Your instructions:
The records below should be written out again, exactly.

Available records:
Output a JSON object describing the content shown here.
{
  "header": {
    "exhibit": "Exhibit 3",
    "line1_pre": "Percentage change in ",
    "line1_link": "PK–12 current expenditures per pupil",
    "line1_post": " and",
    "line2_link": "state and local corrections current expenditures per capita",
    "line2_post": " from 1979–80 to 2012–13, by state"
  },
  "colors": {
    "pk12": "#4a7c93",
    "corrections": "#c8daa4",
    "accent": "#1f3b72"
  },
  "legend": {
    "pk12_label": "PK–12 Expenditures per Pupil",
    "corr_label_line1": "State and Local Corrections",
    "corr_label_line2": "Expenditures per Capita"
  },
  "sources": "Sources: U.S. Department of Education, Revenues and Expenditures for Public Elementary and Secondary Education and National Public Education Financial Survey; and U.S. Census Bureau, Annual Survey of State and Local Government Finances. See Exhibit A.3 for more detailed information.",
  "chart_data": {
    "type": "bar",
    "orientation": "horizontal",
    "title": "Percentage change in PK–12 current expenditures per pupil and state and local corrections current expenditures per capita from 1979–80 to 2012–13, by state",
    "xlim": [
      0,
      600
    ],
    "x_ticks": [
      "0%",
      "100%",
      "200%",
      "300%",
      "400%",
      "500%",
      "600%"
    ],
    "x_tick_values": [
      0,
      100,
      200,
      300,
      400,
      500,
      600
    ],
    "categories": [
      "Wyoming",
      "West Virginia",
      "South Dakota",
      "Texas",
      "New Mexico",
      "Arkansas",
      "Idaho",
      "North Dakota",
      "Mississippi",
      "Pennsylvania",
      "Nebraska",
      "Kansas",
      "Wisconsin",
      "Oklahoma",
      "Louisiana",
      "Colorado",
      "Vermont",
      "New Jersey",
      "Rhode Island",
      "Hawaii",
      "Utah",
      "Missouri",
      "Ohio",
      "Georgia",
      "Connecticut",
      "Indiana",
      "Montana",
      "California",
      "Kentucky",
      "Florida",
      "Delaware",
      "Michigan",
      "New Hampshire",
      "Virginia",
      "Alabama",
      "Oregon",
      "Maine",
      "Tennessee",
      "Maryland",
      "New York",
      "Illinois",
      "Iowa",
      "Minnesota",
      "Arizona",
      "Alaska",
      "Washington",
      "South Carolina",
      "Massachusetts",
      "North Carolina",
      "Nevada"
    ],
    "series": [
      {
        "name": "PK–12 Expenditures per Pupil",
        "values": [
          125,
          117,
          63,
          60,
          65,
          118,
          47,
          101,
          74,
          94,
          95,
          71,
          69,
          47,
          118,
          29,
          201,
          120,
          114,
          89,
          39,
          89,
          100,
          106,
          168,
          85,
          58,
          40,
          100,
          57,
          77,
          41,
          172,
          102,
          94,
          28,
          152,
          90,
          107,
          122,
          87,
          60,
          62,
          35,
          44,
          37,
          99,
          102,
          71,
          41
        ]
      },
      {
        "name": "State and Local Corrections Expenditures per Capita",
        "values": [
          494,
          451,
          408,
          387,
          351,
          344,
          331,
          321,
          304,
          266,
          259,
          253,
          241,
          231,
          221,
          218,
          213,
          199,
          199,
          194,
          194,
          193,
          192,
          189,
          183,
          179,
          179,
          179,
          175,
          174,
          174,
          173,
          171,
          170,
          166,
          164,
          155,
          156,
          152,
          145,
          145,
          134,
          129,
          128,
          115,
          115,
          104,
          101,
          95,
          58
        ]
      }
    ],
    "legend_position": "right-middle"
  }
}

Answer for this exercise:
Output a JSON object describing the content shown here.
{
  "header": {
    "exhibit": "Exhibit 3",
    "line1_pre": "Percentage change in ",
    "line1_link": "PK–12 current expenditures per pupil",
    "line1_post": " and",
    "line2_link": "state and local corrections current expenditures per capita",
    "line2_post": " from 1979–80 to 2012–13, by state"
  },
  "colors": {
    "pk12": "#4a7c93",
    "corrections": "#c8daa4",
    "accent": "#1f3b72"
  },
  "legend": {
    "pk12_label": "PK–12 Expenditures per Pupil",
    "corr_label_line1": "State and Local Corrections",
    "corr_label_line2": "Expenditures per Capita"
  },
  "sources": "Sources: U.S. Department of Education, Revenues and Expenditures for Public Elementary and Secondary Education and National Public Education Financial Survey; and U.S. Census Bureau, Annual Survey of State and Local Government Finances. See Exhibit A.3 for more detailed information.",
  "chart_data": {
    "type": "bar",
    "orientation": "horizontal",
    "title": "Percentage change in PK–12 current expenditures per pupil and state and local corrections current expenditures per capita from 1979–80 to 2012–13, by state",
    "xlim": [
      0,
      600
    ],
    "x_ticks": [
      "0%",
      "100%",
      "200%",
      "300%",
      "400%",
      "500%",
      "600%"
    ],
    "x_tick_values": [
      0,
      100,
      200,
      300,
      400,
      500,
      600
    ],
    "categories": [
      "Wyoming",
      "West Virginia",
      "South Dakota",
      "Texas",
      "New Mexico",
      "Arkansas",
      "Idaho",
      "North Dakota",
      "Mississippi",
      "Pennsylvania",
      "Nebraska",
      "Kansas",
      "Wisconsin",
      "Oklahoma",
      "Louisiana",
      "Colorado",
      "Vermont",
      "New Jersey",
      "Rhode Island",
      "Hawaii",
      "Utah",
      "Missouri",
      "Ohio",
      "Georgia",
      "Connecticut",
      "Indiana",
      "Montana",
      "California",
      "Kentucky",
      "Florida",
      "Delaware",
      "Michigan",
      "New Hampshire",
      "Virginia",
      "Alabama",
      "Oregon",
      "Maine",
      "Tennessee",
      "Maryland",
      "New York",
      "Illinois",
      "Iowa",
      "Minnesota",
      "Arizona",
      "Alaska",
      "Washington",
      "South Carolina",
      "Massachusetts",
      "North Carolina",
      "Nevada"
    ],
    "series": [
      {
        "name": "PK–12 Expenditures per Pupil",
        "values": [
          125,
          117,
          63,
          60,
          65,
          118,
          47,
          101,
          74,
          94,
          95,
          71,
          69,
          47,
          118,
          29,
          201,
          120,
          114,
          89,
          39,
          89,
          100,
          106,
          168,
          85,
          58,
          40,
          100,
          57,
          77,
          41,
          172,
          102,
          94,
          28,
          152,
          90,
          107,
          122,
          87,
          60,
          62,
          35,
          44,
          37,
          99,
          102,
          71,
          41
        ]
      },
      {
        "name": "State and Local Corrections Expenditures per Capita",
        "values": [
          494,
          451,
          408,
          387,
          351,
          344,
          331,
          321,
          304,
          266,
          259,
          253,
          241,
          231,
          221,
          218,
          213,
          199,
          199,
          194,
          194,
          193,
          192,
          189,
          183,
          179,
          179,
          179,
          175,
          174,
          174,
          173,
          171,
          170,
          166,
          164,
          155,
          156,
          152,
          145,
          145,
          134,
          129,
          128,
          115,
          115,
          104,
          101,
          95,
          58
        ]
      }
    ],
    "legend_position": "right-middle"
  }
}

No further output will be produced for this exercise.